===== Given data

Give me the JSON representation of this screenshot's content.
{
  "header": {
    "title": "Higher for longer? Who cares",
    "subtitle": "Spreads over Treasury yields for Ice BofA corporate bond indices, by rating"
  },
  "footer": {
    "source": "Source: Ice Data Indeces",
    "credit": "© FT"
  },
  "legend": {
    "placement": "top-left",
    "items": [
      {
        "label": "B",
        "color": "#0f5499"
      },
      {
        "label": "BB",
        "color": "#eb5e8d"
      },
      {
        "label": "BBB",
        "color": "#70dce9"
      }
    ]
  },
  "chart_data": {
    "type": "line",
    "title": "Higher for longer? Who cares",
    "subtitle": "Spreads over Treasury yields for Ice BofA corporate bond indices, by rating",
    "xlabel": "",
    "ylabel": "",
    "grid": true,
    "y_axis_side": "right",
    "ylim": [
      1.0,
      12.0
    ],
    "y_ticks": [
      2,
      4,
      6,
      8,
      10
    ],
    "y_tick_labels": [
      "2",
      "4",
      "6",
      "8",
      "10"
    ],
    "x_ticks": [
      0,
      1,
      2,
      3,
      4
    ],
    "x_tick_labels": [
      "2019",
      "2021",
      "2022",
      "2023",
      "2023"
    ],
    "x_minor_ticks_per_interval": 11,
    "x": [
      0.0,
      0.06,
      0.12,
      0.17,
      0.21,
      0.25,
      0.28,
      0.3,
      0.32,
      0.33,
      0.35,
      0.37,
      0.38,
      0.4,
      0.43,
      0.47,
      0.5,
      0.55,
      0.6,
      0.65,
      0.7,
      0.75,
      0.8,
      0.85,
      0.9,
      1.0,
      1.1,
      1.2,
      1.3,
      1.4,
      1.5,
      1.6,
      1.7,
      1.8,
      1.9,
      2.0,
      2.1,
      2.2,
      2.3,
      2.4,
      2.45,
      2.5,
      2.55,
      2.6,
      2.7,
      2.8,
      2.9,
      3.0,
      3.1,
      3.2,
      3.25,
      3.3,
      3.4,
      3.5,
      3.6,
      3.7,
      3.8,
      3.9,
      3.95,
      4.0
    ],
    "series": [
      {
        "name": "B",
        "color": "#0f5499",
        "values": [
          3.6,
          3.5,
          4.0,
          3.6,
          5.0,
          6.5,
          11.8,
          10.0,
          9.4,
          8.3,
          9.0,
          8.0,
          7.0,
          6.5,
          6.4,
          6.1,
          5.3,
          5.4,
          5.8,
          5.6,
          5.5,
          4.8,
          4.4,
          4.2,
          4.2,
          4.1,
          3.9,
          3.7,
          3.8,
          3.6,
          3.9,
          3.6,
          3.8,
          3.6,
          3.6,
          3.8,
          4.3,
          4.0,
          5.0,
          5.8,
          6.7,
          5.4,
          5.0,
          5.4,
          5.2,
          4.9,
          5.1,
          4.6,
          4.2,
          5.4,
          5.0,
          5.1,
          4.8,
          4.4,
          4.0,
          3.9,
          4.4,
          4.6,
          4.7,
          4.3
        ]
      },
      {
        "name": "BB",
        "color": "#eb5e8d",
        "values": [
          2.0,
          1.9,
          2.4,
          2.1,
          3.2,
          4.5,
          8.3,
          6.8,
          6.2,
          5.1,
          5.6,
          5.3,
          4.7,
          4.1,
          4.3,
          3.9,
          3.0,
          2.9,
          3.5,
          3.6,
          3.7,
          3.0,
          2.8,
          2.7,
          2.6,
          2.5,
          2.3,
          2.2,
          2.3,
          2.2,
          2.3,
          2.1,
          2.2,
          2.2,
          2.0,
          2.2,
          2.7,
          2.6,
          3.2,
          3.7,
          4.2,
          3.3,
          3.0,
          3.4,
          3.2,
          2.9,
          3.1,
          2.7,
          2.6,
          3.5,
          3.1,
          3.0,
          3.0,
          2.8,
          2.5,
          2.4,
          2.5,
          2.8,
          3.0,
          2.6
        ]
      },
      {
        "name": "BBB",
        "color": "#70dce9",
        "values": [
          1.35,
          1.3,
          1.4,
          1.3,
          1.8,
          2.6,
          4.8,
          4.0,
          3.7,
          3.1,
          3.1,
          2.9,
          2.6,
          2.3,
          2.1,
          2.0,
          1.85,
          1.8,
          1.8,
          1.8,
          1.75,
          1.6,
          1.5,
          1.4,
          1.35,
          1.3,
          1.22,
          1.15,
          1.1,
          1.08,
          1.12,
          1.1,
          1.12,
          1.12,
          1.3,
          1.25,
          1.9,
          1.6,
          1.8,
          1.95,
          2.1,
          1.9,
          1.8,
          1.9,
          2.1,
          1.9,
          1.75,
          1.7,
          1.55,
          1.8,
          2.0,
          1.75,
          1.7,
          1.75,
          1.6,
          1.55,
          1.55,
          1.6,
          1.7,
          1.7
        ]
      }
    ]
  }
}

==========

Write out the full set of records exactly as given.

Result of this task:
Give me the JSON representation of this screenshot's content.
{
  "header": {
    "title": "Higher for longer? Who cares",
    "subtitle": "Spreads over Treasury yields for Ice BofA corporate bond indices, by rating"
  },
  "footer": {
    "source": "Source: Ice Data Indeces",
    "credit": "© FT"
  },
  "legend": {
    "placement": "top-left",
    "items": [
      {
        "label": "B",
        "color": "#0f5499"
      },
      {
        "label": "BB",
        "color": "#eb5e8d"
      },
      {
        "label": "BBB",
        "color": "#70dce9"
      }
    ]
  },
  "chart_data": {
    "type": "line",
    "title": "Higher for longer? Who cares",
    "subtitle": "Spreads over Treasury yields for Ice BofA corporate bond indices, by rating",
    "xlabel": "",
    "ylabel": "",
    "grid": true,
    "y_axis_side": "right",
    "ylim": [
      1.0,
      12.0
    ],
    "y_ticks": [
      2,
      4,
      6,
      8,
      10
    ],
    "y_tick_labels": [
      "2",
      "4",
      "6",
      "8",
      "10"
    ],
    "x_ticks": [
      0,
      1,
      2,
      3,
      4
    ],
    "x_tick_labels": [
      "2019",
      "2021",
      "2022",
      "2023",
      "2023"
    ],
    "x_minor_ticks_per_interval": 11,
    "x": [
      0.0,
      0.06,
      0.12,
      0.17,
      0.21,
      0.25,
      0.28,
      0.3,
      0.32,
      0.33,
      0.35,
      0.37,
      0.38,
      0.4,
      0.43,
      0.47,
      0.5,
      0.55,
      0.6,
      0.65,
      0.7,
      0.75,
      0.8,
      0.85,
      0.9,
      1.0,
      1.1,
      1.2,
      1.3,
      1.4,
      1.5,
      1.6,
      1.7,
      1.8,
      1.9,
      2.0,
      2.1,
      2.2,
      2.3,
      2.4,
      2.45,
      2.5,
      2.55,
      2.6,
      2.7,
      2.8,
      2.9,
      3.0,
      3.1,
      3.2,
      3.25,
      3.3,
      3.4,
      3.5,
      3.6,
      3.7,
      3.8,
      3.9,
      3.95,
      4.0
    ],
    "series": [
      {
        "name": "B",
        "color": "#0f5499",
        "values": [
          3.6,
          3.5,
          4.0,
          3.6,
          5.0,
          6.5,
          11.8,
          10.0,
          9.4,
          8.3,
          9.0,
          8.0,
          7.0,
          6.5,
          6.4,
          6.1,
          5.3,
          5.4,
          5.8,
          5.6,
          5.5,
          4.8,
          4.4,
          4.2,
          4.2,
          4.1,
          3.9,
          3.7,
          3.8,
          3.6,
          3.9,
          3.6,
          3.8,
          3.6,
          3.6,
          3.8,
          4.3,
          4.0,
          5.0,
          5.8,
          6.7,
          5.4,
          5.0,
          5.4,
          5.2,
          4.9,
          5.1,
          4.6,
          4.2,
          5.4,
          5.0,
          5.1,
          4.8,
          4.4,
          4.0,
          3.9,
          4.4,
          4.6,
          4.7,
          4.3
        ]
      },
      {
        "name": "BB",
        "color": "#eb5e8d",
        "values": [
          2.0,
          1.9,
          2.4,
          2.1,
          3.2,
          4.5,
          8.3,
          6.8,
          6.2,
          5.1,
          5.6,
          5.3,
          4.7,
          4.1,
          4.3,
          3.9,
          3.0,
          2.9,
          3.5,
          3.6,
          3.7,
          3.0,
          2.8,
          2.7,
          2.6,
          2.5,
          2.3,
          2.2,
          2.3,
          2.2,
          2.3,
          2.1,
          2.2,
          2.2,
          2.0,
          2.2,
          2.7,
          2.6,
          3.2,
          3.7,
          4.2,
          3.3,
          3.0,
          3.4,
          3.2,
          2.9,
          3.1,
          2.7,
          2.6,
          3.5,
          3.1,
          3.0,
          3.0,
          2.8,
          2.5,
          2.4,
          2.5,
          2.8,
          3.0,
          2.6
        ]
      },
      {
        "name": "BBB",
        "color": "#70dce9",
        "values": [
          1.35,
          1.3,
          1.4,
          1.3,
          1.8,
          2.6,
          4.8,
          4.0,
          3.7,
          3.1,
          3.1,
          2.9,
          2.6,
          2.3,
          2.1,
          2.0,
          1.85,
          1.8,
          1.8,
          1.8,
          1.75,
          1.6,
          1.5,
          1.4,
          1.35,
          1.3,
          1.22,
          1.15,
          1.1,
          1.08,
          1.12,
          1.1,
          1.12,
          1.12,
          1.3,
          1.25,
          1.9,
          1.6,
          1.8,
          1.95,
          2.1,
          1.9,
          1.8,
          1.9,
          2.1,
          1.9,
          1.75,
          1.7,
          1.55,
          1.8,
          2.0,
          1.75,
          1.7,
          1.75,
          1.6,
          1.55,
          1.55,
          1.6,
          1.7,
          1.7
        ]
      }
    ]
  }
}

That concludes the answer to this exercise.